Exercise: Repeat the lines that follow, leaving nothing out.

^^^^^^^^

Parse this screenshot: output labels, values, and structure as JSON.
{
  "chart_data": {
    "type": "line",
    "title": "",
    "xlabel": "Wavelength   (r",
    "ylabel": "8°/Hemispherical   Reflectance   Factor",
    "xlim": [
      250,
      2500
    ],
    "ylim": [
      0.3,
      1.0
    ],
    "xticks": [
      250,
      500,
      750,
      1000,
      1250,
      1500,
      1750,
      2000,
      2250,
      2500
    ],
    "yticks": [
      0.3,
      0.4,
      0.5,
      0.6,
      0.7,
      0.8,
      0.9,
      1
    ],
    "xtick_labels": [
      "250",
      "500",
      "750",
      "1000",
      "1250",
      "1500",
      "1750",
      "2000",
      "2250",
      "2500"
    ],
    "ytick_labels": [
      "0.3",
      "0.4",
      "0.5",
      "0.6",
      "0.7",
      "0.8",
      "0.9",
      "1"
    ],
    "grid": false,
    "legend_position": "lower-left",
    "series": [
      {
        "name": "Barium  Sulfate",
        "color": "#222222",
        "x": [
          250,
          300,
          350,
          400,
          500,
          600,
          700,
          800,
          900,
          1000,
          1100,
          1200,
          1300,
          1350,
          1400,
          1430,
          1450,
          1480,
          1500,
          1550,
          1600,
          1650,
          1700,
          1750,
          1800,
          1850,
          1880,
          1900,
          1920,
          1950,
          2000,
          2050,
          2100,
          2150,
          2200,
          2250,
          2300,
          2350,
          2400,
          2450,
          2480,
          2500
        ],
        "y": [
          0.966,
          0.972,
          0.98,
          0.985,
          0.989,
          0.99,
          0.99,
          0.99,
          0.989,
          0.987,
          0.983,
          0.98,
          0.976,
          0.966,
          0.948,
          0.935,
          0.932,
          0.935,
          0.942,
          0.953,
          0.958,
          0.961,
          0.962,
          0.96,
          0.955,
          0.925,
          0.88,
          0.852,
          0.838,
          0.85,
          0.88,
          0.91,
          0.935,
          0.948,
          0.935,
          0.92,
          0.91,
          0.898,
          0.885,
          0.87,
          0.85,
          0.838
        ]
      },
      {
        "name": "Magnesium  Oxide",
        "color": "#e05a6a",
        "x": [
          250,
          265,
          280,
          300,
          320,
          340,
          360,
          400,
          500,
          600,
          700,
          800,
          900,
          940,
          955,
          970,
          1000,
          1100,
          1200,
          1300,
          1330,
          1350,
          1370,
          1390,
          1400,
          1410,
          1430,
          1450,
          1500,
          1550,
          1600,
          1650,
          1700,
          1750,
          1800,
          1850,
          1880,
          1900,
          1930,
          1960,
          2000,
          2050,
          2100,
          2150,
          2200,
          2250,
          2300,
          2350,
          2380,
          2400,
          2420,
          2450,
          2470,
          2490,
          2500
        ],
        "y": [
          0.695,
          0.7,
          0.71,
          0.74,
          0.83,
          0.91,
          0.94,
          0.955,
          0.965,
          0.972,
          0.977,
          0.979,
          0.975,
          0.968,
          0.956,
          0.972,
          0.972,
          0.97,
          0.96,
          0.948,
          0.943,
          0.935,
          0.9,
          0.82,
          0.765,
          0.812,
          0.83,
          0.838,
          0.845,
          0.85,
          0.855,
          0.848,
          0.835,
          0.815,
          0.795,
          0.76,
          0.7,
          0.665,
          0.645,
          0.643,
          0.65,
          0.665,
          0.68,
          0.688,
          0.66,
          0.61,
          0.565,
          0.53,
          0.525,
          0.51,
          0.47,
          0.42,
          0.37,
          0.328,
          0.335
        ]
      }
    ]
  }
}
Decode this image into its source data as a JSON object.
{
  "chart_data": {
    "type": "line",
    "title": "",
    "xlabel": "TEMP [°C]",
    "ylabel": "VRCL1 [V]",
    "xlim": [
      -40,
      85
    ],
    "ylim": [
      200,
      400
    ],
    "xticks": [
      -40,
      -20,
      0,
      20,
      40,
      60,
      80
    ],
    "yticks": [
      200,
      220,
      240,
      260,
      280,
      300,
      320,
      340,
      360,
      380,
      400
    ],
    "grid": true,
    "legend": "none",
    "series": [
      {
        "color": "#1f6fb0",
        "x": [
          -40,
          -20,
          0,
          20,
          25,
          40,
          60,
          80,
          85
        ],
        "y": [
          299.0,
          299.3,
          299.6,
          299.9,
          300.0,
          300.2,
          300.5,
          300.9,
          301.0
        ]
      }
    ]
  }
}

^^^^^^^^

Output for this exercise:
Parse this screenshot: output labels, values, and structure as JSON.
{
  "chart_data": {
    "type": "line",
    "title": "",
    "xlabel": "Wavelength   (r",
    "ylabel": "8°/Hemispherical   Reflectance   Factor",
    "xlim": [
      250,
      2500
    ],
    "ylim": [
      0.3,
      1.0
    ],
    "xticks": [
      250,
      500,
      750,
      1000,
      1250,
      1500,
      1750,
      2000,
      2250,
      2500
    ],
    "yticks": [
      0.3,
      0.4,
      0.5,
      0.6,
      0.7,
      0.8,
      0.9,
      1
    ],
    "xtick_labels": [
      "250",
      "500",
      "750",
      "1000",
      "1250",
      "1500",
      "1750",
      "2000",
      "2250",
      "2500"
    ],
    "ytick_labels": [
      "0.3",
      "0.4",
      "0.5",
      "0.6",
      "0.7",
      "0.8",
      "0.9",
      "1"
    ],
    "grid": false,
    "legend_position": "lower-left",
    "series": [
      {
        "name": "Barium  Sulfate",
        "color": "#222222",
        "x": [
          250,
          300,
          350,
          400,
          500,
          600,
          700,
          800,
          900,
          1000,
          1100,
          1200,
          1300,
          1350,
          1400,
          1430,
          1450,
          1480,
          1500,
          1550,
          1600,
          1650,
          1700,
          1750,
          1800,
          1850,
          1880,
          1900,
          1920,
          1950,
          2000,
          2050,
          2100,
          2150,
          2200,
          2250,
          2300,
          2350,
          2400,
          2450,
          2480,
          2500
        ],
        "y": [
          0.966,
          0.972,
          0.98,
          0.985,
          0.989,
          0.99,
          0.99,
          0.99,
          0.989,
          0.987,
          0.983,
          0.98,
          0.976,
          0.966,
          0.948,
          0.935,
          0.932,
          0.935,
          0.942,
          0.953,
          0.958,
          0.961,
          0.962,
          0.96,
          0.955,
          0.925,
          0.88,
          0.852,
          0.838,
          0.85,
          0.88,
          0.91,
          0.935,
          0.948,
          0.935,
          0.92,
          0.91,
          0.898,
          0.885,
          0.87,
          0.85,
          0.838
        ]
      },
      {
        "name": "Magnesium  Oxide",
        "color": "#e05a6a",
        "x": [
          250,
          265,
          280,
          300,
          320,
          340,
          360,
          400,
          500,
          600,
          700,
          800,
          900,
          940,
          955,
          970,
          1000,
          1100,
          1200,
          1300,
          1330,
          1350,
          1370,
          1390,
          1400,
          1410,
          1430,
          1450,
          1500,
          1550,
          1600,
          1650,
          1700,
          1750,
          1800,
          1850,
          1880,
          1900,
          1930,
          1960,
          2000,
          2050,
          2100,
          2150,
          2200,
          2250,
          2300,
          2350,
          2380,
          2400,
          2420,
          2450,
          2470,
          2490,
          2500
        ],
        "y": [
          0.695,
          0.7,
          0.71,
          0.74,
          0.83,
          0.91,
          0.94,
          0.955,
          0.965,
          0.972,
          0.977,
          0.979,
          0.975,
          0.968,
          0.956,
          0.972,
          0.972,
          0.97,
          0.96,
          0.948,
          0.943,
          0.935,
          0.9,
          0.82,
          0.765,
          0.812,
          0.83,
          0.838,
          0.845,
          0.85,
          0.855,
          0.848,
          0.835,
          0.815,
          0.795,
          0.76,
          0.7,
          0.665,
          0.645,
          0.643,
          0.65,
          0.665,
          0.68,
          0.688,
          0.66,
          0.61,
          0.565,
          0.53,
          0.525,
          0.51,
          0.47,
          0.42,
          0.37,
          0.328,
          0.335
        ]
      }
    ]
  }
}
Decode this image into its source data as a JSON object.
{
  "chart_data": {
    "type": "line",
    "title": "",
    "xlabel": "TEMP [°C]",
    "ylabel": "VRCL1 [V]",
    "xlim": [
      -40,
      85
    ],
    "ylim": [
      200,
      400
    ],
    "xticks": [
      -40,
      -20,
      0,
      20,
      40,
      60,
      80
    ],
    "yticks": [
      200,
      220,
      240,
      260,
      280,
      300,
      320,
      340,
      360,
      380,
      400
    ],
    "grid": true,
    "legend": "none",
    "series": [
      {
        "color": "#1f6fb0",
        "x": [
          -40,
          -20,
          0,
          20,
          25,
          40,
          60,
          80,
          85
        ],
        "y": [
          299.0,
          299.3,
          299.6,
          299.9,
          300.0,
          300.2,
          300.5,
          300.9,
          301.0
        ]
      }
    ]
  }
}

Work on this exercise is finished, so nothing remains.